* [Page extract]
-- -- --

A Look Back at the First AAU Junior National Volleyball Championships 50 Years Ago

06/28/2023


The first AAU Junior National Volleyball Championships took place in May 1974. Photo is of the original program from the AAU archives.

By Kelsey Burr

ORLANDO, Fla. (June 28, 2023) – “Let the games begin” – those four words in the official event program marked the start of the very first AAU Junior National Volleyball Championships 50 years ago.
 

On May 25, 1974, 19 boys’ and girls’ teams and almost 200 athletes took to the courts at Catonsville Community College in Maryland.

 

Back then, the event was sponsored by Chevrolet and called the A.A.U. National Junior Olympic Volleyball Championships.


Welcome letter from the 1974 event program

 

Steve Shondell, founder of Munciana Volleyball out of Muncie, Indiana, was at that first tournament as a coach – and his teams are still competing and winning in the tournament to this day.

 

“I was a freshman at Ball State, and I was playing on the men’s volleyball team, and my dad came to me. He received a letter from someone at the AAU named Dorothy Boyce. She said that they were going to have the first-ever AAU National Volleyball tournament. And he asked me if I would be interested in starting a club volleyball team and putting them in that first AAU national tournament,” Shondell said. 

 

Shondell gathered 12 girls’ players he knew onto a team and from there built a legacy.

 

“The girls were really excited when I told them we’d have the opportunity to play in the first-ever national tournament in the history of this country. We drove about 12 hours to get to Catonsville, and those 12 hours seemed like 24 hours to me because there was so much excitement about going to that first tournament,” Shondell recalled.

-- -- --

(Document layout analysis data)
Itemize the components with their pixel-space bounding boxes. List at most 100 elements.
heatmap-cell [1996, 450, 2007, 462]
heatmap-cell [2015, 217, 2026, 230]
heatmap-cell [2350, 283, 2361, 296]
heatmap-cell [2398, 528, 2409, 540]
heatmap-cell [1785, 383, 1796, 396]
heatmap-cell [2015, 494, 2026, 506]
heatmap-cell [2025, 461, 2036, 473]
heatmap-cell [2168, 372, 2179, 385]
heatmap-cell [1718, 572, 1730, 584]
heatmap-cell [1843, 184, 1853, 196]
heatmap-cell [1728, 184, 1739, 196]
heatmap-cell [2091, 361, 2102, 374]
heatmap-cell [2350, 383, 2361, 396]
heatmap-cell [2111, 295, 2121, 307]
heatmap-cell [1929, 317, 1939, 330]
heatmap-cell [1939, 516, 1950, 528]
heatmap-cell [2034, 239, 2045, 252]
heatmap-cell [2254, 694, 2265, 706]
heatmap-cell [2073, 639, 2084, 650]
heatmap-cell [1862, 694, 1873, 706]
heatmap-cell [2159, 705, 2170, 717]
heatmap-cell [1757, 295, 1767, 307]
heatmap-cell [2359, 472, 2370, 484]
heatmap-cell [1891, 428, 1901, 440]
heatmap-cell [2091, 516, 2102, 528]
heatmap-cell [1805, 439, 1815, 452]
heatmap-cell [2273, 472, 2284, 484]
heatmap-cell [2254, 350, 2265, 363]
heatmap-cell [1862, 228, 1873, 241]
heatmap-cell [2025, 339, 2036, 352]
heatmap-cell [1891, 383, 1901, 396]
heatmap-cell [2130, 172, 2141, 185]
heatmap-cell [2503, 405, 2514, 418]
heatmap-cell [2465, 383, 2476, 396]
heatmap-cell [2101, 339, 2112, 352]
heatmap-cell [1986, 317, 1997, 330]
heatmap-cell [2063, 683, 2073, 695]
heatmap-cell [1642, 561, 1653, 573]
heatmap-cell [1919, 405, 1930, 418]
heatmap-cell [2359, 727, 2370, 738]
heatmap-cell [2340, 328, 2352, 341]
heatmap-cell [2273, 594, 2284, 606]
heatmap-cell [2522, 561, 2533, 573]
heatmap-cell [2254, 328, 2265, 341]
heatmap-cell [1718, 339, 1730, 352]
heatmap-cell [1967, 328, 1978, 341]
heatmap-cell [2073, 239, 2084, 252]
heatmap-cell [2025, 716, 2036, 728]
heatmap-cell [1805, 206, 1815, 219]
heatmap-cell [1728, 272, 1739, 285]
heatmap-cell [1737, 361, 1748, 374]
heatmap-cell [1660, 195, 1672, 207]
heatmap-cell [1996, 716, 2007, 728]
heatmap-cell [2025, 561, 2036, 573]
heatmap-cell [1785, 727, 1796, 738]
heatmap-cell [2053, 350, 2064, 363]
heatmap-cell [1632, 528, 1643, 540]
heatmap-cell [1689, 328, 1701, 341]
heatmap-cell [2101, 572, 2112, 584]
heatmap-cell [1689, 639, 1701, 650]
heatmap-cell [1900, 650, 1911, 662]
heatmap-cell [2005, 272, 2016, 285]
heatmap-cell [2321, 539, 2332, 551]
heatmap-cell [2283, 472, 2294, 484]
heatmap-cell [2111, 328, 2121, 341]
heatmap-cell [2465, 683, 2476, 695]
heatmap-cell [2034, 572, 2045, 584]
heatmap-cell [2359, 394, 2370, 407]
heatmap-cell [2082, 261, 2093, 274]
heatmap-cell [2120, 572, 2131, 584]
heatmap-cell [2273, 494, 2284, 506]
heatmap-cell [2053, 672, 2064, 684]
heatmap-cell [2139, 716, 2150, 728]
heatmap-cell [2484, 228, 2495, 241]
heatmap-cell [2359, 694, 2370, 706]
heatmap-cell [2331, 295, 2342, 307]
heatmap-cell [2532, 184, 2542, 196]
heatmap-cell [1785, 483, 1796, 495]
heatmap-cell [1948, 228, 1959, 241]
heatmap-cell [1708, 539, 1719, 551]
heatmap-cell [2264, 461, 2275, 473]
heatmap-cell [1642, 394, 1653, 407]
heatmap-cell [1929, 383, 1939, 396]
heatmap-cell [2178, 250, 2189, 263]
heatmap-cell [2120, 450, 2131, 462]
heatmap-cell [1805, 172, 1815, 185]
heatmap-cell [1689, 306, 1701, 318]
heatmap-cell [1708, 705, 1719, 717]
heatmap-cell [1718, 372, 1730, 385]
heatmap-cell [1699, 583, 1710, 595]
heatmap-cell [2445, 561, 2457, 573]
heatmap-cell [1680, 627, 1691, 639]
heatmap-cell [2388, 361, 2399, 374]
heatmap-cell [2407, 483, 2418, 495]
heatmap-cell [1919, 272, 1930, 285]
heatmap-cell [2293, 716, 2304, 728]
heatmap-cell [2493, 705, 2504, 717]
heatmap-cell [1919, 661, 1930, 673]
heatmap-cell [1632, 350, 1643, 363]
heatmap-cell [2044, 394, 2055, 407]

-- -- --

* [Task instructions]
(1) Answer these questions from the article on the first AAU Junior National Volleyball Championships:
(a) At which college were the first championships held?
(b) Which company sponsored the 1974 event?
(c) How long did Shondell's team drive to reach Catonsville?
(2) Write out the stretch of the volleyball championships article from "ORLANDO, Fla. (June" through "College in Maryland.".
(3) Write the next portion of the article on the 1974 AAU volleyball championships, beginning after its final sentence.
The listing comes from a separate source and is unrelated to the article.

* [Task-by-task results]
(1)
(a) Catonsville Community College in Maryland
(b) Chevrolet
(c) About 12 hours

(2)
ORLANDO, Fla. (June 28, 2023) – “Let the games begin” – those four words in the official event program marked the start of the very first AAU Junior National Volleyball Championships 50 years ago.
 

On May 25, 1974, 19 boys’ and girls’ teams and almost 200 athletes took to the courts at Catonsville Community College in Maryland.

(3)
Munciana Volleyball team listed in the 1974 program

 

Roman Marushka, a volleyball official, was also at that first tournament 50 years ago. He skipped his high school graduation to attend. His team won silver that first year, then gold the next, and it was an experience he’ll never forget. 

 

“It was so well organized. It was a lot of fun. It made a big imprint on me as an individual, as a young kid. So, I’ve been associated with the AAU since then,” Marushka said. “I’m glad I’m still in it. I’m the type of official now where I’m doing it not only because I enjoy it and I get paid, but also to teach the kids.”


Roman Marushka's Kenneth Allen Volleyball Club

 

Since its start in Maryland, the AAU Junior National Volleyball Championships moved to Michigan then Illinois before making a home in Orlando in 1997. It was the first volleyball event to be played in the Fieldhouse at Disney’s Wide World of Sports Complex and featured 127 teams.

“I’m probably the only coach in the country that’s coached at every national tournament venue that the AAU has hosted. That’s something I take a lot of pride in,” Shondell said.

The 50th AAU Junior National Volleyball Championships, taking place at both Disney’s ESPN Wide World of Sports and Orange County Convention Center, is the biggest year yet – featuring 5,194 girls’ and boy’s teams participating in 57 divisions.

Both Marushka and Shondell acknowledge the sport has grown exponentially and changed since 1974. 

 

“It’s a completely different sport now than it was, not only in the quality of play, but how the rules have changed over the course of time,” Shondell said. 

 

Marushka said it was true side-out ball back then – you could only score a point on your serve. Shondell explained that a block used to count as a touch, so a team only had two more contacts before the ball had to go over the net.

 

And while 50 years have passed, the love Marushka and Shondell have for volleyball has never faded.

 

“I coached, I played. Then I got into tournament directing and then volleyball officiating. It's been in my DNA. There will be a volleyball in my coffin,” Marushka said with a laugh.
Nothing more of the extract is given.